:: Passage given
WHEN I WAS a kid, about 7 or 8 years old, I had a ninong (godfather) who was a simple mechanic; he worked in a vulcanising and auto shop. Ninong Bert didn’t earn much, so naturally, he couldn’t give me expensive gifts for Christmas or birthdays. But I knew he always loved me, and he would give what he could, not only during the special occasions, but whenever we met. He would give me hopia, pan de coco, tira-tira, or ChocNut (my favourite), all inexpensive and available at a cheap sari-sari store.
I had no complaints. None, until one day, when I had a chat with my kalaro (playmate).
Carlos, my playmate, said his ninong was the Vice Mayor of our town. At Christmas, he would receive beautiful, expensive gifts and money from his ninong. As a kid, I was a bit envious. One Christmas, I passed by the Vice Mayor’s gate and saw many children queuing at the house. The line was long, but I noticed that every kid who came out of the gate was smiling, some with their parents, some alone. One of those who emerged was Carlos. He immediately became cocky.
“Roni, tingnan mo ito. Mamahaling toy car, tsaka may 100 pesos pa ako. Bigay ito lahat ng ninong kong Vice Mayor.” (Roni, look. I have an expensive toy car, and I also have P100. My godfather, the Vice Mayor, gave these all to me) At that time, P100 was huge. “Ikaw, ano bigay sa iyo ng ninong mo?” (You, what did your ninong give you?) he asked.
Earlier that day, my Ninong Bert gave me an old, cheap baseball cap for Christmas. I knew it was affordable and low-quality because it had a small tear in the corner, and its colour was fading. I was wearing it at that moment, but I didn’t tell Carlos. I was ashamed, even embarrassed, that I had a chintzy present compared to his.
It’s from [Ninong Bert] that I learned that the value of our relationship with anyone (friends or family) is not measured in the material things we give, but in the effort we put into providing our time, and in how we recognise the importance of each other’s existence, and roles we play in each other’s lives
– Ron
In an instant, I resented my ninong. I felt that I was the unluckiest kid in the world who had a poor, cheap, and dirty mechanic as a ninong. I started to avoid seeing him, and whenever he brought some cheapish goodies, I just put them away. I changed how I treated him, but he didn’t change; he continued to visit me from time to time, checking on me and showing his love. But I often ignored him. I wished I had a rich and famous ninong, not him.
I also began spending more time with Carlos, playing with his expensive gifts and listening to him talk about how generous his Vice Mayor ninong was. One day in August, we were on the street in front of the gate of the Vice Mayor’s house.
::::
:: Listing
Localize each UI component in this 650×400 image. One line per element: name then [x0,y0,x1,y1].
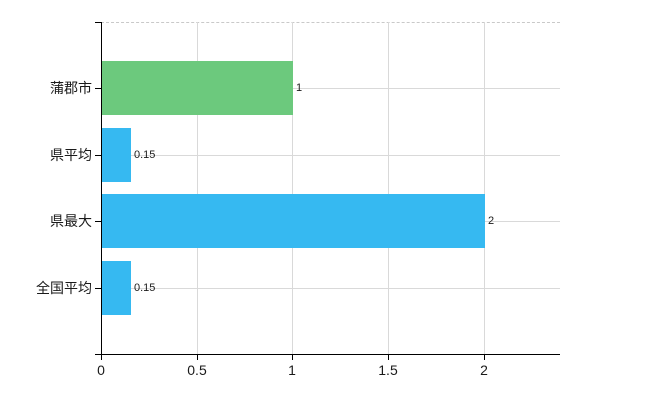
x-axis-tick [484,355,485,360]
y-axis-tick [95,88,101,89]
x-axis-tick-label: 0.5 [187,362,207,378]
category-label: 全国平均 [36,280,92,296]
x-axis-tick-label: 0 [97,362,105,378]
y-axis-line [101,22,102,354]
x-axis-line [95,354,560,355]
vertical-gridline [388,22,389,354]
plot-area [101,22,560,354]
x-axis-tick [101,355,102,360]
y-axis-tick [95,155,101,156]
bar [102,261,131,315]
bar [102,128,131,182]
horizontal-gridline [101,288,560,289]
category-label: 蒲郡市 [50,80,92,96]
x-axis-tick [197,355,198,360]
vertical-gridline [484,22,485,354]
vertical-gridline [292,22,293,354]
horizontal-gridline [101,88,560,89]
y-axis-top-tick [95,22,101,23]
bar [102,61,293,115]
y-axis-tick [95,221,101,222]
bar-value-label: 0.15 [134,282,156,294]
vertical-gridline [197,22,198,354]
bar [102,194,485,248]
bar-value-label: 0.15 [134,149,156,161]
x-axis-tick-label: 1 [288,362,296,378]
bar-value-label: 1 [296,82,303,94]
x-axis-tick-label: 2 [480,362,488,378]
x-axis-tick [388,355,389,360]
y-axis-tick [95,288,101,289]
horizontal-gridline [101,155,560,156]
x-axis-tick-label: 1.5 [378,362,398,378]
category-label: 県最大 [50,213,92,229]
x-axis-tick [292,355,293,360]
bar-value-label: 2 [488,215,495,227]
category-label: 県平均 [50,147,92,163]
::::
- [The problem] Copy the godfather story from "It’s from [Ninong" up to and including "ninong, not him.", swapping "unluckiest" for "saddest". The items were taken from a different source than the text.

- [Response to the exercise]
It’s from [Ninong Bert] that I learned that the value of our relationship with anyone (friends or family) is not measured in the material things we give, but in the effort we put into providing our time, and in how we recognise the importance of each other’s existence, and roles we play in each other’s lives
– Ron
In an instant, I resented my ninong. I felt that I was the saddest kid in the world who had a poor, cheap, and dirty mechanic as a ninong. I started to avoid seeing him, and whenever he brought some cheapish goodies, I just put them away. I changed how I treated him, but he didn’t change; he continued to visit me from time to time, checking on me and showing his love. But I often ignored him. I wished I had a rich and famous ninong, not him.